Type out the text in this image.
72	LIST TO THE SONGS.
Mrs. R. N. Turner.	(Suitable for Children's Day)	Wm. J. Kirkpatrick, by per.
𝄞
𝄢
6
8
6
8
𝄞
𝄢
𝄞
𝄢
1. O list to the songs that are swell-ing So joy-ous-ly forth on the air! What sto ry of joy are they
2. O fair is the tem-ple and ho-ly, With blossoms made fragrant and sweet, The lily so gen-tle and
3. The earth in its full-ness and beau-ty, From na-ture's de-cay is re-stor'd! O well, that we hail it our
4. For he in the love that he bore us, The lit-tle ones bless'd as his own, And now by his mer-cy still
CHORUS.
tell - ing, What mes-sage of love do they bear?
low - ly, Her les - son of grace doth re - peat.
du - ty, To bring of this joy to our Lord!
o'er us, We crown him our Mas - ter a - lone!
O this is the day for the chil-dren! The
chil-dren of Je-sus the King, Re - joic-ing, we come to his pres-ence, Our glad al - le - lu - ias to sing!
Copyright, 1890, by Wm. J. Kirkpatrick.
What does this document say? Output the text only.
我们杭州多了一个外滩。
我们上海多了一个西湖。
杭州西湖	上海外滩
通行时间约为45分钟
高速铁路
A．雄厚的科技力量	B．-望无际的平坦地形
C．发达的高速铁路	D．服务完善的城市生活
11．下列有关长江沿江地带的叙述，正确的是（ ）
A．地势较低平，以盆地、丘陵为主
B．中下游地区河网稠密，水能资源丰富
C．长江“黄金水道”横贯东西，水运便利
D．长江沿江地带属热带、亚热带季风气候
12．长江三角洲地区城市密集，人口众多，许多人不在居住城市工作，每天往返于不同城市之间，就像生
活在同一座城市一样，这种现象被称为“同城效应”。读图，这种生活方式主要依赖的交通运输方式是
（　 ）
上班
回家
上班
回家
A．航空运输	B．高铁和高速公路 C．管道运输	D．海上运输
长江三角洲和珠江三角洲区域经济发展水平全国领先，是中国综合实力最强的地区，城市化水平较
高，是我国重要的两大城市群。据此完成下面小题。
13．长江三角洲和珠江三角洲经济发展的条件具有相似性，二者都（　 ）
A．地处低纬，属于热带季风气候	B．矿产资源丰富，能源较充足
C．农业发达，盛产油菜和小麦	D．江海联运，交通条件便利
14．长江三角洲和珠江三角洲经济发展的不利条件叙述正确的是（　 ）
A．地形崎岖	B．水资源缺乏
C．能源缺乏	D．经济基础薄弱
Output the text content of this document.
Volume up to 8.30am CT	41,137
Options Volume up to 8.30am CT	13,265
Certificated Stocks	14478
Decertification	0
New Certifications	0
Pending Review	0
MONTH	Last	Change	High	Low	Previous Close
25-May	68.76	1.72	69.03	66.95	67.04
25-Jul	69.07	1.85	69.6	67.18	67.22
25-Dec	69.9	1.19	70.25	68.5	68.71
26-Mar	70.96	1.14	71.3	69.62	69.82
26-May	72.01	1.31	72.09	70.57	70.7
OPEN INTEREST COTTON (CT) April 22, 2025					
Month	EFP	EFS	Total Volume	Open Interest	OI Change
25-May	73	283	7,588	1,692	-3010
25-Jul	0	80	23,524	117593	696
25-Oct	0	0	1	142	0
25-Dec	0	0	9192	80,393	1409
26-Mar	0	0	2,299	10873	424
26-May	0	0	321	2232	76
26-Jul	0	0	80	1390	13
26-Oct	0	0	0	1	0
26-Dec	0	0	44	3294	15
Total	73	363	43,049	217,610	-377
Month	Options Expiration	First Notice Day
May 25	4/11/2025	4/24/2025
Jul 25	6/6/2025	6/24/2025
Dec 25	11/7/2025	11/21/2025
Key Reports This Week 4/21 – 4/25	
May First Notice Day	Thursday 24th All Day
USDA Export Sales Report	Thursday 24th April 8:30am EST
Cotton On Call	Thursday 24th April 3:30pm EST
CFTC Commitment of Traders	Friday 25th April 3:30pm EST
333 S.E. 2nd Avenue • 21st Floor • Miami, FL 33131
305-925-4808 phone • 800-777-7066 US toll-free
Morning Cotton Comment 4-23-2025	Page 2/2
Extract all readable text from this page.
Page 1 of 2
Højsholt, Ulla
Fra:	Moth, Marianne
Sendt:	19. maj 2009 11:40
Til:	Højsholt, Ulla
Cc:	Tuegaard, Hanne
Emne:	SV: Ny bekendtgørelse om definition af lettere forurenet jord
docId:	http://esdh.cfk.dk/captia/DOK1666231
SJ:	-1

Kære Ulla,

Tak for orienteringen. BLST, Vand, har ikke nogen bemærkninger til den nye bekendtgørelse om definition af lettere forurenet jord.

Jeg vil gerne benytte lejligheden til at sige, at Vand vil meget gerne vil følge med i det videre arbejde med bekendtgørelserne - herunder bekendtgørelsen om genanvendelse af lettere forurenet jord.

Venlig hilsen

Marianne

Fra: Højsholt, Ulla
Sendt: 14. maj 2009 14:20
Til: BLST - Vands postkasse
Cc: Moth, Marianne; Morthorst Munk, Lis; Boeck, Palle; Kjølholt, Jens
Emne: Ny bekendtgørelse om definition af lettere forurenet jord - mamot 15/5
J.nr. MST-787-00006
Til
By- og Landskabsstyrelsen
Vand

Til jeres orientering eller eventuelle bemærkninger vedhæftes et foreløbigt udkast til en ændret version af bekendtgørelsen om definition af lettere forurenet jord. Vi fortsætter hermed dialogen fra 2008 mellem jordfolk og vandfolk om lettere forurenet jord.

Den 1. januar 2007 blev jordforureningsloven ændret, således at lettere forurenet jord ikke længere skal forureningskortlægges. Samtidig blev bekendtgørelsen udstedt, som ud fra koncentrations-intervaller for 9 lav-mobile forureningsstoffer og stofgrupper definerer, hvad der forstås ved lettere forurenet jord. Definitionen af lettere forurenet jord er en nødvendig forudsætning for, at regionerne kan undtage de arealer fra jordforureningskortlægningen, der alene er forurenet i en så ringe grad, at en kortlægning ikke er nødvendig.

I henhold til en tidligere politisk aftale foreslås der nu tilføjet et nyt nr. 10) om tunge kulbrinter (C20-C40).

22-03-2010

============================================================

**TO DO**: Output the full listing without altering anything.

**SOLUTION**:
Type out the text in this image.
72	LIST TO THE SONGS.
Mrs. R. N. Turner.	(Suitable for Children's Day)	Wm. J. Kirkpatrick, by per.
𝄞
𝄢
6
8
6
8
𝄞
𝄢
𝄞
𝄢
1. O list to the songs that are swell-ing So joy-ous-ly forth on the air! What sto ry of joy are they
2. O fair is the tem-ple and ho-ly, With blossoms made fragrant and sweet, The lily so gen-tle and
3. The earth in its full-ness and beau-ty, From na-ture's de-cay is re-stor'd! O well, that we hail it our
4. For he in the love that he bore us, The lit-tle ones bless'd as his own, And now by his mer-cy still
CHORUS.
tell - ing, What mes-sage of love do they bear?
low - ly, Her les - son of grace doth re - peat.
du - ty, To bring of this joy to our Lord!
o'er us, We crown him our Mas - ter a - lone!
O this is the day for the chil-dren! The
chil-dren of Je-sus the King, Re - joic-ing, we come to his pres-ence, Our glad al - le - lu - ias to sing!
Copyright, 1890, by Wm. J. Kirkpatrick.
What does this document say? Output the text only.
我们杭州多了一个外滩。
我们上海多了一个西湖。
杭州西湖	上海外滩
通行时间约为45分钟
高速铁路
A．雄厚的科技力量	B．-望无际的平坦地形
C．发达的高速铁路	D．服务完善的城市生活
11．下列有关长江沿江地带的叙述，正确的是（ ）
A．地势较低平，以盆地、丘陵为主
B．中下游地区河网稠密，水能资源丰富
C．长江“黄金水道”横贯东西，水运便利
D．长江沿江地带属热带、亚热带季风气候
12．长江三角洲地区城市密集，人口众多，许多人不在居住城市工作，每天往返于不同城市之间，就像生
活在同一座城市一样，这种现象被称为“同城效应”。读图，这种生活方式主要依赖的交通运输方式是
（　 ）
上班
回家
上班
回家
A．航空运输	B．高铁和高速公路 C．管道运输	D．海上运输
长江三角洲和珠江三角洲区域经济发展水平全国领先，是中国综合实力最强的地区，城市化水平较
高，是我国重要的两大城市群。据此完成下面小题。
13．长江三角洲和珠江三角洲经济发展的条件具有相似性，二者都（　 ）
A．地处低纬，属于热带季风气候	B．矿产资源丰富，能源较充足
C．农业发达，盛产油菜和小麦	D．江海联运，交通条件便利
14．长江三角洲和珠江三角洲经济发展的不利条件叙述正确的是（　 ）
A．地形崎岖	B．水资源缺乏
C．能源缺乏	D．经济基础薄弱
Output the text content of this document.
Volume up to 8.30am CT	41,137
Options Volume up to 8.30am CT	13,265
Certificated Stocks	14478
Decertification	0
New Certifications	0
Pending Review	0
MONTH	Last	Change	High	Low	Previous Close
25-May	68.76	1.72	69.03	66.95	67.04
25-Jul	69.07	1.85	69.6	67.18	67.22
25-Dec	69.9	1.19	70.25	68.5	68.71
26-Mar	70.96	1.14	71.3	69.62	69.82
26-May	72.01	1.31	72.09	70.57	70.7
OPEN INTEREST COTTON (CT) April 22, 2025					
Month	EFP	EFS	Total Volume	Open Interest	OI Change
25-May	73	283	7,588	1,692	-3010
25-Jul	0	80	23,524	117593	696
25-Oct	0	0	1	142	0
25-Dec	0	0	9192	80,393	1409
26-Mar	0	0	2,299	10873	424
26-May	0	0	321	2232	76
26-Jul	0	0	80	1390	13
26-Oct	0	0	0	1	0
26-Dec	0	0	44	3294	15
Total	73	363	43,049	217,610	-377
Month	Options Expiration	First Notice Day
May 25	4/11/2025	4/24/2025
Jul 25	6/6/2025	6/24/2025
Dec 25	11/7/2025	11/21/2025
Key Reports This Week 4/21 – 4/25	
May First Notice Day	Thursday 24th All Day
USDA Export Sales Report	Thursday 24th April 8:30am EST
Cotton On Call	Thursday 24th April 3:30pm EST
CFTC Commitment of Traders	Friday 25th April 3:30pm EST
333 S.E. 2nd Avenue • 21st Floor • Miami, FL 33131
305-925-4808 phone • 800-777-7066 US toll-free
Morning Cotton Comment 4-23-2025	Page 2/2
Extract all readable text from this page.
Page 1 of 2
Højsholt, Ulla
Fra:	Moth, Marianne
Sendt:	19. maj 2009 11:40
Til:	Højsholt, Ulla
Cc:	Tuegaard, Hanne
Emne:	SV: Ny bekendtgørelse om definition af lettere forurenet jord
docId:	http://esdh.cfk.dk/captia/DOK1666231
SJ:	-1

Kære Ulla,

Tak for orienteringen. BLST, Vand, har ikke nogen bemærkninger til den nye bekendtgørelse om definition af lettere forurenet jord.

Jeg vil gerne benytte lejligheden til at sige, at Vand vil meget gerne vil følge med i det videre arbejde med bekendtgørelserne - herunder bekendtgørelsen om genanvendelse af lettere forurenet jord.

Venlig hilsen

Marianne

Fra: Højsholt, Ulla
Sendt: 14. maj 2009 14:20
Til: BLST - Vands postkasse
Cc: Moth, Marianne; Morthorst Munk, Lis; Boeck, Palle; Kjølholt, Jens
Emne: Ny bekendtgørelse om definition af lettere forurenet jord - mamot 15/5
J.nr. MST-787-00006
Til
By- og Landskabsstyrelsen
Vand

Til jeres orientering eller eventuelle bemærkninger vedhæftes et foreløbigt udkast til en ændret version af bekendtgørelsen om definition af lettere forurenet jord. Vi fortsætter hermed dialogen fra 2008 mellem jordfolk og vandfolk om lettere forurenet jord.

Den 1. januar 2007 blev jordforureningsloven ændret, således at lettere forurenet jord ikke længere skal forureningskortlægges. Samtidig blev bekendtgørelsen udstedt, som ud fra koncentrations-intervaller for 9 lav-mobile forureningsstoffer og stofgrupper definerer, hvad der forstås ved lettere forurenet jord. Definitionen af lettere forurenet jord er en nødvendig forudsætning for, at regionerne kan undtage de arealer fra jordforureningskortlægningen, der alene er forurenet i en så ringe grad, at en kortlægning ikke er nødvendig.

I henhold til en tidligere politisk aftale foreslås der nu tilføjet et nyt nr. 10) om tunge kulbrinter (C20-C40).

22-03-2010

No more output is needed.